### REQUIRED TASK:
Below is a block of records; repeat all of them exactly.

==================================================

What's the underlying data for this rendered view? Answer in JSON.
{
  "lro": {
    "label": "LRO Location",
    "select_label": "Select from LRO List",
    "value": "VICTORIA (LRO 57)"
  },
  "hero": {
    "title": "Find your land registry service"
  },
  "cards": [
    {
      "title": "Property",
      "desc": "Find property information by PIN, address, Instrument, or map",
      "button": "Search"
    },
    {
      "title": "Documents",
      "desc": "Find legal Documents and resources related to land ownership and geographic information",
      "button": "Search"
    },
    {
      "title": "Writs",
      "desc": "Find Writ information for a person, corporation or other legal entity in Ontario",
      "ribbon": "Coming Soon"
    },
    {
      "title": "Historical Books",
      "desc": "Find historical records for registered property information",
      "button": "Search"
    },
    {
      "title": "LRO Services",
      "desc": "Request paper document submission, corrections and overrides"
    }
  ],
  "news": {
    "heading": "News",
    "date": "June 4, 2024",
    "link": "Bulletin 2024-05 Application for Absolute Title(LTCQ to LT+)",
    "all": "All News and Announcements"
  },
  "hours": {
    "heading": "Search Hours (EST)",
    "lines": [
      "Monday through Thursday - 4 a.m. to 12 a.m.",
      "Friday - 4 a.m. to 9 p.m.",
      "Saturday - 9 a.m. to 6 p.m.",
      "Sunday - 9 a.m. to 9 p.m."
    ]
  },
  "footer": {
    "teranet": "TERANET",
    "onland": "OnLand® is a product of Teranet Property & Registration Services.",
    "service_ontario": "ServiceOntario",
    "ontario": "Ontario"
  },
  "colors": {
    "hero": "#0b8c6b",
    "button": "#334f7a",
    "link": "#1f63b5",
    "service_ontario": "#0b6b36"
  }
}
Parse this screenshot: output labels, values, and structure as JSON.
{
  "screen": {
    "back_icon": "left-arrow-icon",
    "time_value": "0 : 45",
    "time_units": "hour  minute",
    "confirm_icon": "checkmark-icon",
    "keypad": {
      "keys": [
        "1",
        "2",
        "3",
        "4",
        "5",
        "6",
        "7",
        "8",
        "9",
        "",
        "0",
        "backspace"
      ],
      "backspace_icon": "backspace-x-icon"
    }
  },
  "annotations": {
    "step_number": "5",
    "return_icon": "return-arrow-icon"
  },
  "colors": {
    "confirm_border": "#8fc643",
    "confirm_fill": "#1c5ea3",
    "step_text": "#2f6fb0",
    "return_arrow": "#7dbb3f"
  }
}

==================================================

### ANSWER TO THIS EXERCISE:
What's the underlying data for this rendered view? Answer in JSON.
{
  "lro": {
    "label": "LRO Location",
    "select_label": "Select from LRO List",
    "value": "VICTORIA (LRO 57)"
  },
  "hero": {
    "title": "Find your land registry service"
  },
  "cards": [
    {
      "title": "Property",
      "desc": "Find property information by PIN, address, Instrument, or map",
      "button": "Search"
    },
    {
      "title": "Documents",
      "desc": "Find legal Documents and resources related to land ownership and geographic information",
      "button": "Search"
    },
    {
      "title": "Writs",
      "desc": "Find Writ information for a person, corporation or other legal entity in Ontario",
      "ribbon": "Coming Soon"
    },
    {
      "title": "Historical Books",
      "desc": "Find historical records for registered property information",
      "button": "Search"
    },
    {
      "title": "LRO Services",
      "desc": "Request paper document submission, corrections and overrides"
    }
  ],
  "news": {
    "heading": "News",
    "date": "June 4, 2024",
    "link": "Bulletin 2024-05 Application for Absolute Title(LTCQ to LT+)",
    "all": "All News and Announcements"
  },
  "hours": {
    "heading": "Search Hours (EST)",
    "lines": [
      "Monday through Thursday - 4 a.m. to 12 a.m.",
      "Friday - 4 a.m. to 9 p.m.",
      "Saturday - 9 a.m. to 6 p.m.",
      "Sunday - 9 a.m. to 9 p.m."
    ]
  },
  "footer": {
    "teranet": "TERANET",
    "onland": "OnLand® is a product of Teranet Property & Registration Services.",
    "service_ontario": "ServiceOntario",
    "ontario": "Ontario"
  },
  "colors": {
    "hero": "#0b8c6b",
    "button": "#334f7a",
    "link": "#1f63b5",
    "service_ontario": "#0b6b36"
  }
}
Parse this screenshot: output labels, values, and structure as JSON.
{
  "screen": {
    "back_icon": "left-arrow-icon",
    "time_value": "0 : 45",
    "time_units": "hour  minute",
    "confirm_icon": "checkmark-icon",
    "keypad": {
      "keys": [
        "1",
        "2",
        "3",
        "4",
        "5",
        "6",
        "7",
        "8",
        "9",
        "",
        "0",
        "backspace"
      ],
      "backspace_icon": "backspace-x-icon"
    }
  },
  "annotations": {
    "step_number": "5",
    "return_icon": "return-arrow-icon"
  },
  "colors": {
    "confirm_border": "#8fc643",
    "confirm_fill": "#1c5ea3",
    "step_text": "#2f6fb0",
    "return_arrow": "#7dbb3f"
  }
}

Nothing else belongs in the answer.